● Lesetext
⁂

Hier einige Beispiele von Hörverstehen, welche von Schülerinnen und Schülern selber produziert wurden:

3. Stufe: KI unterstütztes Lernen

Diese 3. Stufe ist im Moment noch in weiter Ferne aber die Ideen dazu existieren bereits: Denkbar wäre, dass jeder Lernende von Zeit zu Zeit einen Test absolviert, der seine Lernfähigkeiten und -gewohnheiten überprüft. Dieser psychologische Test kann zum Beispiel feststellen, ob jemand analytische Fähigkeiten hat, visuell oder auditiv besonders begabt ist, oder eher ein Praktiker ist, der eine Aufgabe mehrmals lösen muss bis er sie beherrscht. Aufgrund dieses individuellen Lernprofils kann die KI Übungen zum jeweiligen Thema aus der Datenbank holen, die am ehesten dem Profil dieses Schülers entsprechen. So wie eine gute Privatlehrerin oder -lehrer die Stärken und Schwächen ihres Schülers kennt, könnte eine entsprechend trainierte KI die Schüler so individuell fördern. Natürlich geht dies auch in Zukunft nicht ohne menschliche Unterstützung, denn die Klassenlehrerin wird die Fortschritte auch selber mitverfolgen und entsprechend eingreifen, wenn es Schwierigkeiten gibt.

⁂

● Angezeigte Informationen

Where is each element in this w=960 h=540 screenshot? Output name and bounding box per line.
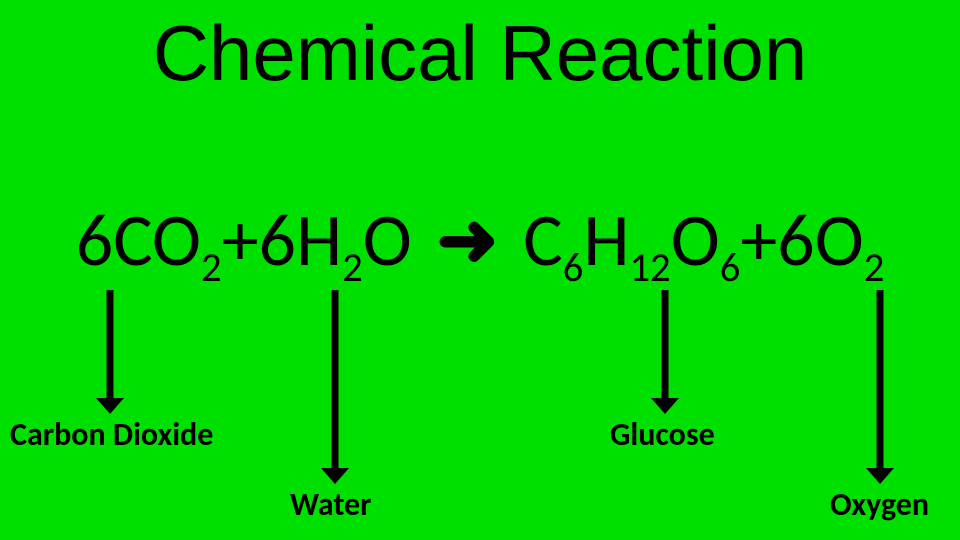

⁂

● Zu erledigende Aufgaben
A. Übersetzen Sie bitte diesen Satz aus dem Lesetext über KI-unterstütztes Lernen ins Englische: „Dieser psychologische Test kann zum Beispiel feststellen, ob jemand analytische Fähigkeiten hat, visuell oder auditiv besonders begabt ist, oder eher ein Praktiker ist, der eine Aufgabe mehrmals lösen muss bis er sie beherrscht.“
B. Schreiben Sie den Lesetext über KI-unterstütztes Lernen im Anschluss an seinen letzten Satz weiter.
Die Auflistung ist eigenständiges Material und gehört nicht zum Lesetext.

● Endgültige Ergebnisse
A. This psychological test can, for example, determine whether someone has analytical skills, is especially gifted visually or aurally, or is more of a hands-on learner who has to solve a task several times before mastering it.

B.
Vorteile

KI unterstütztes Lernen wäre Individualisierung auf höchster Stufe und würde es erlauben, die Schüler ganz spezifisch zu fördern. Eine Möglichkeit die heute nur mit menschlichen Privatlehrern möglich ist und deshalb für die allermeisten unerschwinglich bleibt. Die Rolle der Lehrenden würde sich grundsätzlich Ändern: Weg vom traditionellen Unterricht hin zum Lerncoach und menschlichen Motivator.

Nachteile

Eine solch weit entwicklente KI würde ganz besondere Ansprüche an den Datenschutz stellen. Arbeiteten Schüler während Jahren mit diesem System, würde ein ganz genaues und sehr spezifisches Persönlichkeitsprofil entstehen. Würde es in falsche Hände gelangen, könnten schwächere Schüler gravierende Nachteile haben und umgekehrt würden sehr guten Schülern plötzlich alle Türen offen stehen. Es stellt sich deshalb die Frage, ob man diese Daten am Ende der Schulzeit vernichtet oder so anonymisiert, dass dem Besitzer keine Nachteile oder ungerechtfertigte Vorteile mehr entstehen.